# TASK REQUIREMENTS
List each line of the data that holds the word "grass".

# MATERIAL FOR THE TASK

* * * *

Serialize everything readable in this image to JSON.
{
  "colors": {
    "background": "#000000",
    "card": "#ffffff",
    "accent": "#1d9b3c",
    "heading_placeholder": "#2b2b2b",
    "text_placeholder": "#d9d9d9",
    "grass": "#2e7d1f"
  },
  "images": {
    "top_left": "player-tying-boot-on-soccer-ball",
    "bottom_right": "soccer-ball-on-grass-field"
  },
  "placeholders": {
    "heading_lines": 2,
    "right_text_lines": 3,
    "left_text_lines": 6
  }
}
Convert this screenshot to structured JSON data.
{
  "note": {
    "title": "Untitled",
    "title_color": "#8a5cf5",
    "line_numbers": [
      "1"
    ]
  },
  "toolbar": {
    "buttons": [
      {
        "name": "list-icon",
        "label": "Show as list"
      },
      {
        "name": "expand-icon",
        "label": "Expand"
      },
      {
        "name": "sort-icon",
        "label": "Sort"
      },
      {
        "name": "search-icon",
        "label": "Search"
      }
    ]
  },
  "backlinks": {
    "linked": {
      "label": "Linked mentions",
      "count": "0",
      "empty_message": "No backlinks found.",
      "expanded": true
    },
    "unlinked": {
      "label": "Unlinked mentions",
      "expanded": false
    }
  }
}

* * * *

# THE REPLY
    "grass": "#2e7d1f"
    "bottom_right": "soccer-ball-on-grass-field"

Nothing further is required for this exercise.